## Start Entries provided

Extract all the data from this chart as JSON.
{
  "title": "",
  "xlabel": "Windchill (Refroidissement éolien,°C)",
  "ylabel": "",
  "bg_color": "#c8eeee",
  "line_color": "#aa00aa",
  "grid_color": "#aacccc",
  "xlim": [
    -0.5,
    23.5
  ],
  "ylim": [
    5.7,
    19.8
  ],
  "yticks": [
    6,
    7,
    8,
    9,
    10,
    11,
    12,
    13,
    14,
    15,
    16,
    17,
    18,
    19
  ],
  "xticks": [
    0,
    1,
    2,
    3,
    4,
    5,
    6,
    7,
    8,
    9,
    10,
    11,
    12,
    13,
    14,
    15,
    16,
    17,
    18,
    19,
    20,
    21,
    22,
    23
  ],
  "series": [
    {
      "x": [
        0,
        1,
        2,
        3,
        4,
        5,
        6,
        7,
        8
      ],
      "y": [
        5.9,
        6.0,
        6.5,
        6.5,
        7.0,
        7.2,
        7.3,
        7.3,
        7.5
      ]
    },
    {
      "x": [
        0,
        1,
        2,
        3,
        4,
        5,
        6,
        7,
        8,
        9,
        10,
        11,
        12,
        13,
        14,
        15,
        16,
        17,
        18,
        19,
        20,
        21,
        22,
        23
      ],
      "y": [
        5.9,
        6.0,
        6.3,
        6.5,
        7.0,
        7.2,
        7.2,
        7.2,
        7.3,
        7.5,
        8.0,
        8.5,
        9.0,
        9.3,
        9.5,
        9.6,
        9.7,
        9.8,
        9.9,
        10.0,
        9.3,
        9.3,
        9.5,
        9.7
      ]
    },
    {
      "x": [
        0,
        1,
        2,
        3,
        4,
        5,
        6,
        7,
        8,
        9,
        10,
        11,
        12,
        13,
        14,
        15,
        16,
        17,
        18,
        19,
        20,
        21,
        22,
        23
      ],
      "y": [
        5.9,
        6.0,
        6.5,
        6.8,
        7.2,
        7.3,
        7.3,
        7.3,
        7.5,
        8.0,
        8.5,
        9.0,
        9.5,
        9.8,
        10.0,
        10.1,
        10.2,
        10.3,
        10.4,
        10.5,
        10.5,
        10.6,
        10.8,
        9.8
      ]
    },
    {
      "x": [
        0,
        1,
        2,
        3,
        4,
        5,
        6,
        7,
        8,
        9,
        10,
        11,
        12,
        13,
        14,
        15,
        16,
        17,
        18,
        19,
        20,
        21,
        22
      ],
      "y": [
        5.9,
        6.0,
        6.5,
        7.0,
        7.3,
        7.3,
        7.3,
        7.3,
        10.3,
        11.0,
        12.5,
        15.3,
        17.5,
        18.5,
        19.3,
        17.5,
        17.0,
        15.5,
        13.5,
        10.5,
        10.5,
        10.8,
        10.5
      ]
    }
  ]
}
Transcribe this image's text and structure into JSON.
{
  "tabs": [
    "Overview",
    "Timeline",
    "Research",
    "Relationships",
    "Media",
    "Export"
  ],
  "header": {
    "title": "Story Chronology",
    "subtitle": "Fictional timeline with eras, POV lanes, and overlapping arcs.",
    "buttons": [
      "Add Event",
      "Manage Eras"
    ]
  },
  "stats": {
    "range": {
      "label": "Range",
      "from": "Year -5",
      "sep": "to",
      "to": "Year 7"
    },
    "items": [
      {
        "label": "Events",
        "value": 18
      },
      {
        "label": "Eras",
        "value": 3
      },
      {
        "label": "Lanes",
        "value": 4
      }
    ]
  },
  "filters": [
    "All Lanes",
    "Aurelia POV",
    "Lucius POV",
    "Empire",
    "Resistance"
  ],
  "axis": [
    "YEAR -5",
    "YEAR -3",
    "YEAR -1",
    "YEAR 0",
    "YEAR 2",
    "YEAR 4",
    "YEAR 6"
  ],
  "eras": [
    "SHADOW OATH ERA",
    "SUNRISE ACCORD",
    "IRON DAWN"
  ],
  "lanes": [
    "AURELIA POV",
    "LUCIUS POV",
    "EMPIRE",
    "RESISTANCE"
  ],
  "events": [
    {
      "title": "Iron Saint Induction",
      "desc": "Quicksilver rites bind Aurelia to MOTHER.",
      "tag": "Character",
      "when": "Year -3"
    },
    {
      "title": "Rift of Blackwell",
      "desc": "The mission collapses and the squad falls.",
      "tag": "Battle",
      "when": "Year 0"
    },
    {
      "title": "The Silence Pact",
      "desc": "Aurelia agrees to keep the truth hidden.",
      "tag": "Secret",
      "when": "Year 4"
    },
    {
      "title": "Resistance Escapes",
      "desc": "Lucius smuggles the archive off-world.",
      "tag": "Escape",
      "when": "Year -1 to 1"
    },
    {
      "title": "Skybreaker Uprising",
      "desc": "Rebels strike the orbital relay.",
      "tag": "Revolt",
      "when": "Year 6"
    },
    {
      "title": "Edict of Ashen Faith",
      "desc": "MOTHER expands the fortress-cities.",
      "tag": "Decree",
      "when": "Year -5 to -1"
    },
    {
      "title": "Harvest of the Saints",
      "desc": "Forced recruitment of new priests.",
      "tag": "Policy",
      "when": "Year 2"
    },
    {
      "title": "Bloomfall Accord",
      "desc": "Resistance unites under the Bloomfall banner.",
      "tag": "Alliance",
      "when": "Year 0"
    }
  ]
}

## End Entries provided

- _Exercise task_
Quote the material exactly, leaving nothing out.

- _Task solution_
Extract all the data from this chart as JSON.
{
  "title": "",
  "xlabel": "Windchill (Refroidissement éolien,°C)",
  "ylabel": "",
  "bg_color": "#c8eeee",
  "line_color": "#aa00aa",
  "grid_color": "#aacccc",
  "xlim": [
    -0.5,
    23.5
  ],
  "ylim": [
    5.7,
    19.8
  ],
  "yticks": [
    6,
    7,
    8,
    9,
    10,
    11,
    12,
    13,
    14,
    15,
    16,
    17,
    18,
    19
  ],
  "xticks": [
    0,
    1,
    2,
    3,
    4,
    5,
    6,
    7,
    8,
    9,
    10,
    11,
    12,
    13,
    14,
    15,
    16,
    17,
    18,
    19,
    20,
    21,
    22,
    23
  ],
  "series": [
    {
      "x": [
        0,
        1,
        2,
        3,
        4,
        5,
        6,
        7,
        8
      ],
      "y": [
        5.9,
        6.0,
        6.5,
        6.5,
        7.0,
        7.2,
        7.3,
        7.3,
        7.5
      ]
    },
    {
      "x": [
        0,
        1,
        2,
        3,
        4,
        5,
        6,
        7,
        8,
        9,
        10,
        11,
        12,
        13,
        14,
        15,
        16,
        17,
        18,
        19,
        20,
        21,
        22,
        23
      ],
      "y": [
        5.9,
        6.0,
        6.3,
        6.5,
        7.0,
        7.2,
        7.2,
        7.2,
        7.3,
        7.5,
        8.0,
        8.5,
        9.0,
        9.3,
        9.5,
        9.6,
        9.7,
        9.8,
        9.9,
        10.0,
        9.3,
        9.3,
        9.5,
        9.7
      ]
    },
    {
      "x": [
        0,
        1,
        2,
        3,
        4,
        5,
        6,
        7,
        8,
        9,
        10,
        11,
        12,
        13,
        14,
        15,
        16,
        17,
        18,
        19,
        20,
        21,
        22,
        23
      ],
      "y": [
        5.9,
        6.0,
        6.5,
        6.8,
        7.2,
        7.3,
        7.3,
        7.3,
        7.5,
        8.0,
        8.5,
        9.0,
        9.5,
        9.8,
        10.0,
        10.1,
        10.2,
        10.3,
        10.4,
        10.5,
        10.5,
        10.6,
        10.8,
        9.8
      ]
    },
    {
      "x": [
        0,
        1,
        2,
        3,
        4,
        5,
        6,
        7,
        8,
        9,
        10,
        11,
        12,
        13,
        14,
        15,
        16,
        17,
        18,
        19,
        20,
        21,
        22
      ],
      "y": [
        5.9,
        6.0,
        6.5,
        7.0,
        7.3,
        7.3,
        7.3,
        7.3,
        10.3,
        11.0,
        12.5,
        15.3,
        17.5,
        18.5,
        19.3,
        17.5,
        17.0,
        15.5,
        13.5,
        10.5,
        10.5,
        10.8,
        10.5
      ]
    }
  ]
}
Transcribe this image's text and structure into JSON.
{
  "tabs": [
    "Overview",
    "Timeline",
    "Research",
    "Relationships",
    "Media",
    "Export"
  ],
  "header": {
    "title": "Story Chronology",
    "subtitle": "Fictional timeline with eras, POV lanes, and overlapping arcs.",
    "buttons": [
      "Add Event",
      "Manage Eras"
    ]
  },
  "stats": {
    "range": {
      "label": "Range",
      "from": "Year -5",
      "sep": "to",
      "to": "Year 7"
    },
    "items": [
      {
        "label": "Events",
        "value": 18
      },
      {
        "label": "Eras",
        "value": 3
      },
      {
        "label": "Lanes",
        "value": 4
      }
    ]
  },
  "filters": [
    "All Lanes",
    "Aurelia POV",
    "Lucius POV",
    "Empire",
    "Resistance"
  ],
  "axis": [
    "YEAR -5",
    "YEAR -3",
    "YEAR -1",
    "YEAR 0",
    "YEAR 2",
    "YEAR 4",
    "YEAR 6"
  ],
  "eras": [
    "SHADOW OATH ERA",
    "SUNRISE ACCORD",
    "IRON DAWN"
  ],
  "lanes": [
    "AURELIA POV",
    "LUCIUS POV",
    "EMPIRE",
    "RESISTANCE"
  ],
  "events": [
    {
      "title": "Iron Saint Induction",
      "desc": "Quicksilver rites bind Aurelia to MOTHER.",
      "tag": "Character",
      "when": "Year -3"
    },
    {
      "title": "Rift of Blackwell",
      "desc": "The mission collapses and the squad falls.",
      "tag": "Battle",
      "when": "Year 0"
    },
    {
      "title": "The Silence Pact",
      "desc": "Aurelia agrees to keep the truth hidden.",
      "tag": "Secret",
      "when": "Year 4"
    },
    {
      "title": "Resistance Escapes",
      "desc": "Lucius smuggles the archive off-world.",
      "tag": "Escape",
      "when": "Year -1 to 1"
    },
    {
      "title": "Skybreaker Uprising",
      "desc": "Rebels strike the orbital relay.",
      "tag": "Revolt",
      "when": "Year 6"
    },
    {
      "title": "Edict of Ashen Faith",
      "desc": "MOTHER expands the fortress-cities.",
      "tag": "Decree",
      "when": "Year -5 to -1"
    },
    {
      "title": "Harvest of the Saints",
      "desc": "Forced recruitment of new priests.",
      "tag": "Policy",
      "when": "Year 2"
    },
    {
      "title": "Bloomfall Accord",
      "desc": "Resistance unites under the Bloomfall banner.",
      "tag": "Alliance",
      "when": "Year 0"
    }
  ]
}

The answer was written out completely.